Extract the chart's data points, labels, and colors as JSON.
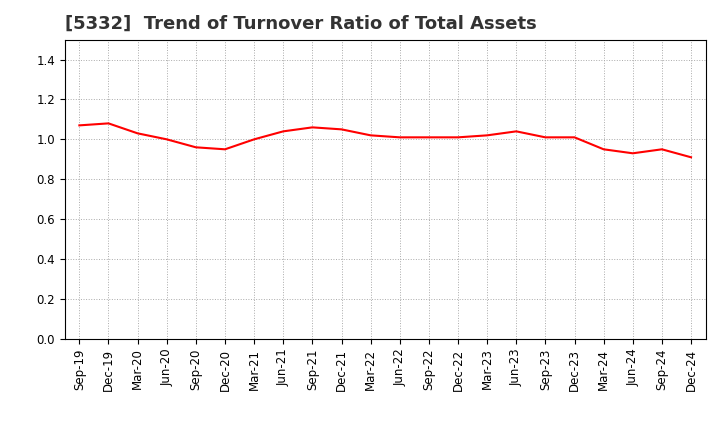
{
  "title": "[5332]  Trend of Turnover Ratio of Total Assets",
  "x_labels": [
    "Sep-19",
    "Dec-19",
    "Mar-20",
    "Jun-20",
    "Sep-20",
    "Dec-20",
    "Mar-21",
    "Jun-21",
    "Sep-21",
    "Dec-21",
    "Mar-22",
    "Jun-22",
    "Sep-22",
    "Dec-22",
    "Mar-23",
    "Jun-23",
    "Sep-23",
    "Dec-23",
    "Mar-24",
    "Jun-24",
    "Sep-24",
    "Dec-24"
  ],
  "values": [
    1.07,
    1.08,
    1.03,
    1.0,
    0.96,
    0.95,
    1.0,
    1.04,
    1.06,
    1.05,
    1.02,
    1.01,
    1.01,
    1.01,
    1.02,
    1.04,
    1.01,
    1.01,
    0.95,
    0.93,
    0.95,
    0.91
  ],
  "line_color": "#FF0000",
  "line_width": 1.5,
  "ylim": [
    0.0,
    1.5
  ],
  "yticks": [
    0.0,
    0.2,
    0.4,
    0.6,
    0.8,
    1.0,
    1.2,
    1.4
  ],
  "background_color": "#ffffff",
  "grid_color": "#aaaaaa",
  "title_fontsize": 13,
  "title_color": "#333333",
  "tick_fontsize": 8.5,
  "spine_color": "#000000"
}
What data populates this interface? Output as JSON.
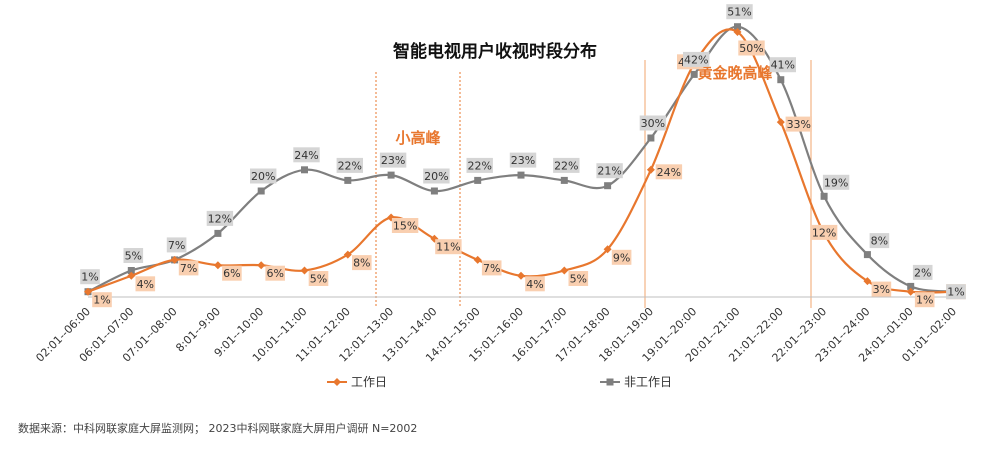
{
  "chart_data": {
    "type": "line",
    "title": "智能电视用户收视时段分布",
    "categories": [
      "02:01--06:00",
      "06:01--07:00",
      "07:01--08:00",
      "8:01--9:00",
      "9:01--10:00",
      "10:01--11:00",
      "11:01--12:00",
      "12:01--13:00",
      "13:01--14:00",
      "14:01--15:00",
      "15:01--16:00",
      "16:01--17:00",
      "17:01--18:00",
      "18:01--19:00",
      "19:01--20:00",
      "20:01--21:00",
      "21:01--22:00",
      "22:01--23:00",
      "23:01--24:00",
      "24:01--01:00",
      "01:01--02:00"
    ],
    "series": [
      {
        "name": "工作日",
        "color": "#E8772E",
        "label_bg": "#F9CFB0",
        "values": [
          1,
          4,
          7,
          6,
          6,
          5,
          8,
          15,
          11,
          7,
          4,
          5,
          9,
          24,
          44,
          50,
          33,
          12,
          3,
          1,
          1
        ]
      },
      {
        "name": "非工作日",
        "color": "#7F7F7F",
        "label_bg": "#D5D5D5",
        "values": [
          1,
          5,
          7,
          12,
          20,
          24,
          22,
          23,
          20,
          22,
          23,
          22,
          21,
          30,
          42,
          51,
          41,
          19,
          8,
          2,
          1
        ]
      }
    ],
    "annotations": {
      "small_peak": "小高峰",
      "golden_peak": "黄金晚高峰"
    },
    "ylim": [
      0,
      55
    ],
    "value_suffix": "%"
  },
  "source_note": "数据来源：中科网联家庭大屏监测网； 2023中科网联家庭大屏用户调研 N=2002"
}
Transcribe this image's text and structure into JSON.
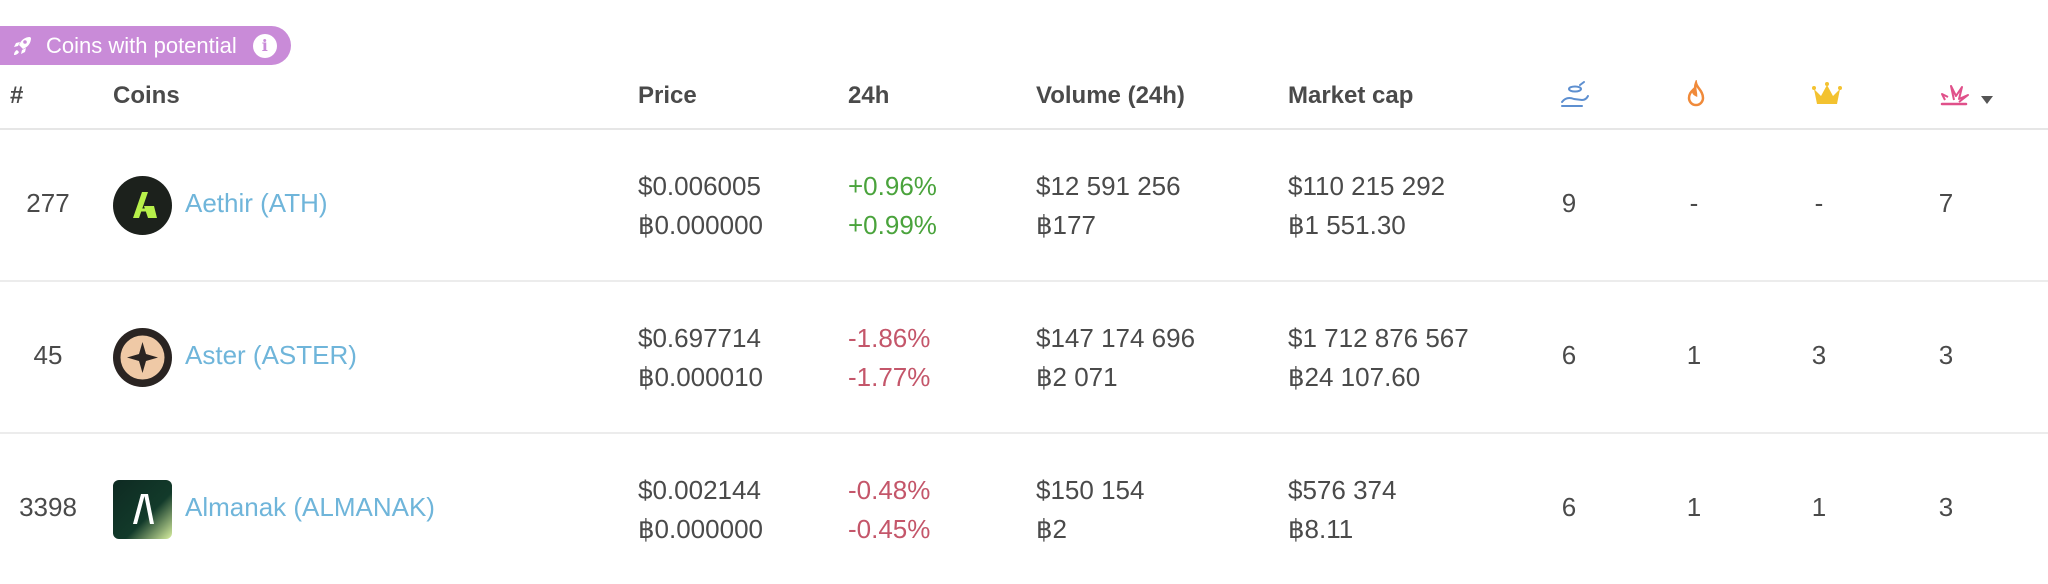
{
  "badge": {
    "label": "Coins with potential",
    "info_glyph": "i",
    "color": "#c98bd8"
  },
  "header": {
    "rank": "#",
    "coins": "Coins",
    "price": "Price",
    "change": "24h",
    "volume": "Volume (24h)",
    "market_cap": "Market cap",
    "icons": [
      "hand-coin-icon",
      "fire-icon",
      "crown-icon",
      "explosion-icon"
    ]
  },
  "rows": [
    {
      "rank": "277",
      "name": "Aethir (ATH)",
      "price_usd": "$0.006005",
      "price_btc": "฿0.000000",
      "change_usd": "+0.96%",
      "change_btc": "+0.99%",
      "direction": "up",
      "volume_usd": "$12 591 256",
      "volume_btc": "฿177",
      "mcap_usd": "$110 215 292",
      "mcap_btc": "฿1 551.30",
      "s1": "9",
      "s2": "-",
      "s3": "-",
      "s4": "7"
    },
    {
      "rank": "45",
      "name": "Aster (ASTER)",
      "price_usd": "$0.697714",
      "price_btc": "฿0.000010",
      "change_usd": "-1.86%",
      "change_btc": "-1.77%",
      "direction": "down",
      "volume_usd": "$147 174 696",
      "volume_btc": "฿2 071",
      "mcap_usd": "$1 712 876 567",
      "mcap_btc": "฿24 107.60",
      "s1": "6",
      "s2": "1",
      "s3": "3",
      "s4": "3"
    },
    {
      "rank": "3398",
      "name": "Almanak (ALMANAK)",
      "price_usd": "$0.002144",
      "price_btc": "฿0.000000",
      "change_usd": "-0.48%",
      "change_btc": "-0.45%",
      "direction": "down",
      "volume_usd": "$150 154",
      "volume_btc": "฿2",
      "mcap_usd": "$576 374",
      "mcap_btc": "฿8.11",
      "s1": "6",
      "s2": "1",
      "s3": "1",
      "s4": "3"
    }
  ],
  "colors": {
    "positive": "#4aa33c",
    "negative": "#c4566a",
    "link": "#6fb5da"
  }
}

▶ What you need to do
Write out an exact reproduction of the lines from the line that holds "Transcribe this image's" to the bottom of the listing above, both ends included. Exclude pictures.

▶ Result of this task
Transcribe this image's text and structure into JSON.
{
  "badge": {
    "label": "Coins with potential",
    "info_glyph": "i",
    "color": "#c98bd8"
  },
  "header": {
    "rank": "#",
    "coins": "Coins",
    "price": "Price",
    "change": "24h",
    "volume": "Volume (24h)",
    "market_cap": "Market cap",
    "icons": [
      "hand-coin-icon",
      "fire-icon",
      "crown-icon",
      "explosion-icon"
    ]
  },
  "rows": [
    {
      "rank": "277",
      "name": "Aethir (ATH)",
      "price_usd": "$0.006005",
      "price_btc": "฿0.000000",
      "change_usd": "+0.96%",
      "change_btc": "+0.99%",
      "direction": "up",
      "volume_usd": "$12 591 256",
      "volume_btc": "฿177",
      "mcap_usd": "$110 215 292",
      "mcap_btc": "฿1 551.30",
      "s1": "9",
      "s2": "-",
      "s3": "-",
      "s4": "7"
    },
    {
      "rank": "45",
      "name": "Aster (ASTER)",
      "price_usd": "$0.697714",
      "price_btc": "฿0.000010",
      "change_usd": "-1.86%",
      "change_btc": "-1.77%",
      "direction": "down",
      "volume_usd": "$147 174 696",
      "volume_btc": "฿2 071",
      "mcap_usd": "$1 712 876 567",
      "mcap_btc": "฿24 107.60",
      "s1": "6",
      "s2": "1",
      "s3": "3",
      "s4": "3"
    },
    {
      "rank": "3398",
      "name": "Almanak (ALMANAK)",
      "price_usd": "$0.002144",
      "price_btc": "฿0.000000",
      "change_usd": "-0.48%",
      "change_btc": "-0.45%",
      "direction": "down",
      "volume_usd": "$150 154",
      "volume_btc": "฿2",
      "mcap_usd": "$576 374",
      "mcap_btc": "฿8.11",
      "s1": "6",
      "s2": "1",
      "s3": "1",
      "s4": "3"
    }
  ],
  "colors": {
    "positive": "#4aa33c",
    "negative": "#c4566a",
    "link": "#6fb5da"
  }
}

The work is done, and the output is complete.